### [SHORT PROBLEM]
Scan the data beneath this task and copy each line that includes "Curaçao".

Some records:
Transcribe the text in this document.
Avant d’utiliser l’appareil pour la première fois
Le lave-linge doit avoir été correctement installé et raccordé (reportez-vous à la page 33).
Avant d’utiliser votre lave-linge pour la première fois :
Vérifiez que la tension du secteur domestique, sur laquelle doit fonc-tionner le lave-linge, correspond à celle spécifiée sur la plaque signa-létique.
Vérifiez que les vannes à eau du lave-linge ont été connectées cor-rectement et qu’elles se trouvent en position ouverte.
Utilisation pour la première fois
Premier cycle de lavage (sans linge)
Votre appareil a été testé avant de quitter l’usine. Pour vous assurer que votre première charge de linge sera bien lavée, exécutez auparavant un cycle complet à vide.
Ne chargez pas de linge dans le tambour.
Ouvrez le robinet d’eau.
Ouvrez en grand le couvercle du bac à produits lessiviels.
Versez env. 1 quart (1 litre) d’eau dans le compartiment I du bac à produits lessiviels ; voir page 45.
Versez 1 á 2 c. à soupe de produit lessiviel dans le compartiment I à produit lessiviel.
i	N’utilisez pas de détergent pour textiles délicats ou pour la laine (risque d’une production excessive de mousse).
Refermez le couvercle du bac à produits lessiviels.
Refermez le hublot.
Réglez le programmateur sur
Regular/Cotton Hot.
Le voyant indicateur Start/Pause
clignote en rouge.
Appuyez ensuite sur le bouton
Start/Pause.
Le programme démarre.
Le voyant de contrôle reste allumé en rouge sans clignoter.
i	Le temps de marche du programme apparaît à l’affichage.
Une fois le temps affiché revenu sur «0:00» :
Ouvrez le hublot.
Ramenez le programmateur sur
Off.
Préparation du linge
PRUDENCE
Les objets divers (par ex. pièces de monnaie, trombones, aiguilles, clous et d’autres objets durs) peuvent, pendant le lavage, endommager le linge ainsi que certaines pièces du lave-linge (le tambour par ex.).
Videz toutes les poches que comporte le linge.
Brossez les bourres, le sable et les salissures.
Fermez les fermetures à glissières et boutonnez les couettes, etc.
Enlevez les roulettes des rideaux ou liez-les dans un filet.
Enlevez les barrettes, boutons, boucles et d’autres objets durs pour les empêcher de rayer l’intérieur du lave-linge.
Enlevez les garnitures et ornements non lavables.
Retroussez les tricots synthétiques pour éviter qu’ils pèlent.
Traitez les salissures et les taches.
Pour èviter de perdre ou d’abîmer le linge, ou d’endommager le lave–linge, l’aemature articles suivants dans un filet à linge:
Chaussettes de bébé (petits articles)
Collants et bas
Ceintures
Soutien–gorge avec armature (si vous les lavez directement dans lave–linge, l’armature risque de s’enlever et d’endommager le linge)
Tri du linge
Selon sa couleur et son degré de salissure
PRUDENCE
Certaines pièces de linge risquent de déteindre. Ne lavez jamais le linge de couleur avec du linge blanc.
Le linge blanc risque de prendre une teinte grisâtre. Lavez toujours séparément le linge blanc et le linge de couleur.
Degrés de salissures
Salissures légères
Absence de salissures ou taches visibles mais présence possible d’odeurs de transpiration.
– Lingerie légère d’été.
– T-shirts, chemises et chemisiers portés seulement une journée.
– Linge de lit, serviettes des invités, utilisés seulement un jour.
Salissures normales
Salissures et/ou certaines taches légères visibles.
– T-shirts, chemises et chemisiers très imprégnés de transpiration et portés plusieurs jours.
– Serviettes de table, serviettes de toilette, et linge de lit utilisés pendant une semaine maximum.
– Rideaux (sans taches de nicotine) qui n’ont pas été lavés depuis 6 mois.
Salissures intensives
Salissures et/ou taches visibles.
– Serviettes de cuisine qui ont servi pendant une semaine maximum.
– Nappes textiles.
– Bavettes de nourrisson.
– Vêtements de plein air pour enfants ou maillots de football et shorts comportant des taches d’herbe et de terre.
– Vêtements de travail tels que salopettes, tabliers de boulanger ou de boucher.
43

...

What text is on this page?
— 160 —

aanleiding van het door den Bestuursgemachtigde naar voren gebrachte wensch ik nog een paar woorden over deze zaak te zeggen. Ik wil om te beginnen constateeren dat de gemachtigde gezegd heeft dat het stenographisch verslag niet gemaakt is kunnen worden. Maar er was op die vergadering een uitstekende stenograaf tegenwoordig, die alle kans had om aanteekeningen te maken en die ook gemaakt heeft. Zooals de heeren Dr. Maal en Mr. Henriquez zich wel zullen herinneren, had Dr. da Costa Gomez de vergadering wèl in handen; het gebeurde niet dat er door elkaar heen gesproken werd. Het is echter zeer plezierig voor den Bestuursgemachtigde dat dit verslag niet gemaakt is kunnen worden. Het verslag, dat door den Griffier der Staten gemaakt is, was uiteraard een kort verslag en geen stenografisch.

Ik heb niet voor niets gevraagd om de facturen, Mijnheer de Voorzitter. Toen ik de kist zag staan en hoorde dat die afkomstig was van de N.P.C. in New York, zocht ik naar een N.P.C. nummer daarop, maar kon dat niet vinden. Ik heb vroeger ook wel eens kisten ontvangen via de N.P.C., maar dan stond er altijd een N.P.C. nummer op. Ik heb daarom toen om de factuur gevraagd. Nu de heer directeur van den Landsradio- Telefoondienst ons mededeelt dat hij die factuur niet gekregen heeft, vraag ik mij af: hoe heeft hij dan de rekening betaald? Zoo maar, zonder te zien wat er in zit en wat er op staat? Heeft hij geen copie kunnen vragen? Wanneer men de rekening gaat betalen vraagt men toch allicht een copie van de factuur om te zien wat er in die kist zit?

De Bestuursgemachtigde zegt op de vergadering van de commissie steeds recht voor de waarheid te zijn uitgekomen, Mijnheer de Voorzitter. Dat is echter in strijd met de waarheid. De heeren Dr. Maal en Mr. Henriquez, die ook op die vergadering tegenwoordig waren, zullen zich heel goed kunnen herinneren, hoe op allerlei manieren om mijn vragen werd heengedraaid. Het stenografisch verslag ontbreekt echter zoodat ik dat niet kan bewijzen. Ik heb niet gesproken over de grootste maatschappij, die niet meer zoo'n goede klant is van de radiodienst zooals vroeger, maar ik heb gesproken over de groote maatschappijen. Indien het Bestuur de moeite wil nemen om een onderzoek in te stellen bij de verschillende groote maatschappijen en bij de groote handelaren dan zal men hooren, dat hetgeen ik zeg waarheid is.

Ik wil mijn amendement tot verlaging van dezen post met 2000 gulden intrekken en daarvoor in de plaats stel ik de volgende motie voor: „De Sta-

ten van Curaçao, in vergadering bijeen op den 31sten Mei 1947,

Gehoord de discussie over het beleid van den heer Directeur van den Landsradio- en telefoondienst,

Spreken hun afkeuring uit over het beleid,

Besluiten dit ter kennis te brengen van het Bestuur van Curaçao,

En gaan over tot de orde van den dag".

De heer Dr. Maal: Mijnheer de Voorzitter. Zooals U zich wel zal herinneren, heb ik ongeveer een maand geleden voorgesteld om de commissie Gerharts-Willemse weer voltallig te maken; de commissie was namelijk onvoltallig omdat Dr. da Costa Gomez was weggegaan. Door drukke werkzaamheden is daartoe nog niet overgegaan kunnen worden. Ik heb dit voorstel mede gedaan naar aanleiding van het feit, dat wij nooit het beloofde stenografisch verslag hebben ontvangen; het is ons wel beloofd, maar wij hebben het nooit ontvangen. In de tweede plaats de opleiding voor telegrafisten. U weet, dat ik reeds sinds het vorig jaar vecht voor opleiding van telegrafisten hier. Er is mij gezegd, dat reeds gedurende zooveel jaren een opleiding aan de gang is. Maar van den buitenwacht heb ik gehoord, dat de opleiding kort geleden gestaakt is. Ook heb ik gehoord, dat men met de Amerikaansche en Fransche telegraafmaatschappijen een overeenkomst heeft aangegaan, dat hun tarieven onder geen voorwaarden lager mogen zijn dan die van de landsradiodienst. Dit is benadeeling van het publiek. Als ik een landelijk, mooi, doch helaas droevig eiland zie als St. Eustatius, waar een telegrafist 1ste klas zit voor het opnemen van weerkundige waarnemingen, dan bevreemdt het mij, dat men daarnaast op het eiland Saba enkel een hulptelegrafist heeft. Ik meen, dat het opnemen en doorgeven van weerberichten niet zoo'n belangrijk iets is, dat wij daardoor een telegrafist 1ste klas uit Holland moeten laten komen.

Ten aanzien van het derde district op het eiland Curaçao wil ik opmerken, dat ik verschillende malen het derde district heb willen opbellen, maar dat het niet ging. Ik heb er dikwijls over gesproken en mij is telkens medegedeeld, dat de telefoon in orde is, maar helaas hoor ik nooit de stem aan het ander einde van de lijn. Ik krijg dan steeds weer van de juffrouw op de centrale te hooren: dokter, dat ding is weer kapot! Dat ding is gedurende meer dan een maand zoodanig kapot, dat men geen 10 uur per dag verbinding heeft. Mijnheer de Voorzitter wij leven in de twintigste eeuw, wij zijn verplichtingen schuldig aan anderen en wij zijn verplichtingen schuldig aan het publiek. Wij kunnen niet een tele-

### [RIGHT ANSWER]
ten van Curaçao, in vergadering bijeen op den 31sten Mei 1947,
Besluiten dit ter kennis te brengen van het Bestuur van Curaçao,
Ten aanzien van het derde district op het eiland Curaçao wil ik opmerken, dat ik verschillende malen het derde district heb willen opbellen, maar dat het niet ging. Ik heb er dikwijls over gesproken en mij is telkens medegedeeld, dat de telefoon in orde is, maar helaas hoor ik nooit de stem aan het ander einde van de lijn. Ik krijg dan steeds weer van de juffrouw op de centrale te hooren: dokter, dat ding is weer kapot! Dat ding is gedurende meer dan een maand zoodanig kapot, dat men geen 10 uur per dag verbinding heeft. Mijnheer de Voorzitter wij leven in de twintigste eeuw, wij zijn verplichtingen schuldig aan anderen en wij zijn verplichtingen schuldig aan het publiek. Wij kunnen niet een tele-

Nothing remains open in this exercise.